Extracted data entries
┄┄┄┄┄┄┄┄┄┄┄┄┄┄┄┄┄┄┄┄
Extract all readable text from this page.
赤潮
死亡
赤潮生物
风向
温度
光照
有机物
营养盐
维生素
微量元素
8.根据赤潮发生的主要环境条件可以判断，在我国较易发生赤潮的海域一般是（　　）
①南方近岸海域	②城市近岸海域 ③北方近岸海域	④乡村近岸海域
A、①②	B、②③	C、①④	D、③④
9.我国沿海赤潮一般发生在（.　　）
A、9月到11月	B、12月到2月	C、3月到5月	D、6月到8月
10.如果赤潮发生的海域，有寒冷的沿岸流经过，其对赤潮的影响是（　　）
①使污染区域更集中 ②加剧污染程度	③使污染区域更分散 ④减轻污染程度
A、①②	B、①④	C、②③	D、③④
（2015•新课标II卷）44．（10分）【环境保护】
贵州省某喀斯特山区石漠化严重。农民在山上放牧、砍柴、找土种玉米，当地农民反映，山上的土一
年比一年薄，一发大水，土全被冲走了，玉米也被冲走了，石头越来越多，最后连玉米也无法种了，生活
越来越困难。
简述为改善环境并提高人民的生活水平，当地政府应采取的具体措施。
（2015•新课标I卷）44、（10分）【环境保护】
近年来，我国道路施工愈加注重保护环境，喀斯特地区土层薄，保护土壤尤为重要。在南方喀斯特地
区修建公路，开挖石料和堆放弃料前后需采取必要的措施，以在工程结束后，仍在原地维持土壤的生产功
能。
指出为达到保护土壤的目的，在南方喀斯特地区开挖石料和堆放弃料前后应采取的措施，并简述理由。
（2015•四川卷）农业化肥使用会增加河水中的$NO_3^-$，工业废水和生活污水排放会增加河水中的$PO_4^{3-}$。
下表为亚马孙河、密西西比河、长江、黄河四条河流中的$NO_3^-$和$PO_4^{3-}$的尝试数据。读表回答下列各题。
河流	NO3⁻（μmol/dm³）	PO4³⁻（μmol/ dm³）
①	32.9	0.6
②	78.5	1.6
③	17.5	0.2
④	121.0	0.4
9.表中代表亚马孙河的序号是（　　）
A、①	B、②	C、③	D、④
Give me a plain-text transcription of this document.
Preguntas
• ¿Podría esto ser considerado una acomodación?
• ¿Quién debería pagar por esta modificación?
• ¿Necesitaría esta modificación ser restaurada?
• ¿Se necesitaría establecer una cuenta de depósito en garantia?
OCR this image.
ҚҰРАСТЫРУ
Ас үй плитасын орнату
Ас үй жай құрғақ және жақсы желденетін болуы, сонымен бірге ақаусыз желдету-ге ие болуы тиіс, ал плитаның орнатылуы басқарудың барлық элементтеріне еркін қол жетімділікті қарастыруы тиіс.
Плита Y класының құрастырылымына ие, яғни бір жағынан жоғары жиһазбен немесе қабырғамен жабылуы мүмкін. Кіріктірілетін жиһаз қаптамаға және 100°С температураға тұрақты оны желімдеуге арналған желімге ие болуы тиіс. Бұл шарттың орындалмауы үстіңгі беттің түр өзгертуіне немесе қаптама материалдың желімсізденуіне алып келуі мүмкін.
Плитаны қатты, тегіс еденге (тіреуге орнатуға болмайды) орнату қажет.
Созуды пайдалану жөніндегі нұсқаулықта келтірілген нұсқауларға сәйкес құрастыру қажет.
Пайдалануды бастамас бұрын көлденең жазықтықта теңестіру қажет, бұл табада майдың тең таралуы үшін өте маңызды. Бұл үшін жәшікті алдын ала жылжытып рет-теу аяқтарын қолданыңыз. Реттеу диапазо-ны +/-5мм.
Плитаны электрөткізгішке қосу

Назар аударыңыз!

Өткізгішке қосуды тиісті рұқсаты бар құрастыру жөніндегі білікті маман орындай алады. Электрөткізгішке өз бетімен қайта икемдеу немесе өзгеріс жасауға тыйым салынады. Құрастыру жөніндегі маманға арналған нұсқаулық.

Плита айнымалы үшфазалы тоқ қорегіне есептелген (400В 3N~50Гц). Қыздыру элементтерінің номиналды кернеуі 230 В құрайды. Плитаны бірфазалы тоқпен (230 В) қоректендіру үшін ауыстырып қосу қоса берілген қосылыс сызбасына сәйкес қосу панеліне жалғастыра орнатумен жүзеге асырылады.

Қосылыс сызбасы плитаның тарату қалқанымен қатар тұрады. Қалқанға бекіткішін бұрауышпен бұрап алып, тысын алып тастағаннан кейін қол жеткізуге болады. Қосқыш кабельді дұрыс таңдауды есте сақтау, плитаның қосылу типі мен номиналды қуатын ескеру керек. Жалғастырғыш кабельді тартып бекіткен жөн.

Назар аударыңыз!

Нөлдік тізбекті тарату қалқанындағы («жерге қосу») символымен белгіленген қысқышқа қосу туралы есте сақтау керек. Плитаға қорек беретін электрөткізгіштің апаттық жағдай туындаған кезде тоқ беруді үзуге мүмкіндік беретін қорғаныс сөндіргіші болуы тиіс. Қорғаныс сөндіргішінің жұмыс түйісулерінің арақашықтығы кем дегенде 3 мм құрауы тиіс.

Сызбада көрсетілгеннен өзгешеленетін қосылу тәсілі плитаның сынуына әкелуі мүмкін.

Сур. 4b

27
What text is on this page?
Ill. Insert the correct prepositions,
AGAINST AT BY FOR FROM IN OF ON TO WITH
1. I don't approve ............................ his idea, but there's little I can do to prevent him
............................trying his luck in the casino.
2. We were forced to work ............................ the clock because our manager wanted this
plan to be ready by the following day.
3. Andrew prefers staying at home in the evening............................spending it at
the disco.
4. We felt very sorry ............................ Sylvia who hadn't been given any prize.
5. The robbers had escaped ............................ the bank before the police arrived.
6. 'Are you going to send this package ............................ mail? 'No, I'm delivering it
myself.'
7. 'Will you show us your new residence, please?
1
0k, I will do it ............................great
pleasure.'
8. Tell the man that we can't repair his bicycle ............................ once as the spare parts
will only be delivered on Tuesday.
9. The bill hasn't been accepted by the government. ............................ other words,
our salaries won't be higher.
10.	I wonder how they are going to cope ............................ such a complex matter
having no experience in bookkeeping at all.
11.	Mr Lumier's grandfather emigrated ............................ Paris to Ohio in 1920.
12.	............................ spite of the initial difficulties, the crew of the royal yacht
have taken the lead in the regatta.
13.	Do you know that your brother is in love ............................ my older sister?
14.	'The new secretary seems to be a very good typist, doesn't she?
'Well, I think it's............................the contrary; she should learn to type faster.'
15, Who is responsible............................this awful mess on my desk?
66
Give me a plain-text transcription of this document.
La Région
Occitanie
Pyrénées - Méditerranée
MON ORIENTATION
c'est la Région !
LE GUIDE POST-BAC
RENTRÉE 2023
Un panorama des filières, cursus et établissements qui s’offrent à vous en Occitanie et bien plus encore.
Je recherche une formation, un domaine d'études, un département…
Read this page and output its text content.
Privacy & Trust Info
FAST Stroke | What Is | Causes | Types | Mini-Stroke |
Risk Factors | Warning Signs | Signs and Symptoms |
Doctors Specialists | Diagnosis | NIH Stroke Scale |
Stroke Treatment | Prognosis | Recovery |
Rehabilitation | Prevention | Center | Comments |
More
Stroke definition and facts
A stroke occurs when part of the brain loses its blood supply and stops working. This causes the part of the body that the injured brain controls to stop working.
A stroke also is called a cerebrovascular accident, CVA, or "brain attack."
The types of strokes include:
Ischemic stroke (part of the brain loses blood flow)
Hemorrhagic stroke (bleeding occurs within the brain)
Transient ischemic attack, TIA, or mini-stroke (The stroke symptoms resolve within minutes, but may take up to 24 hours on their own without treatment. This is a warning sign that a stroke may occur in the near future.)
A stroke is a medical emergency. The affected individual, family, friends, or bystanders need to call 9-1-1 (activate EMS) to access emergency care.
┄┄┄┄┄┄┄┄┄┄┄┄┄┄┄┄┄┄┄┄
DIRECTIONS
From the records above, pull out each line that has "жөніндегі".

TASK RESULT
Созуды пайдалану жөніндегі нұсқаулықта келтірілген нұсқауларға сәйкес құрастыру қажет.
Өткізгішке қосуды тиісті рұқсаты бар құрастыру жөніндегі білікті маман орындай алады. Электрөткізгішке өз бетімен қайта икемдеу немесе өзгеріс жасауға тыйым салынады. Құрастыру жөніндегі маманға арналған нұсқаулық.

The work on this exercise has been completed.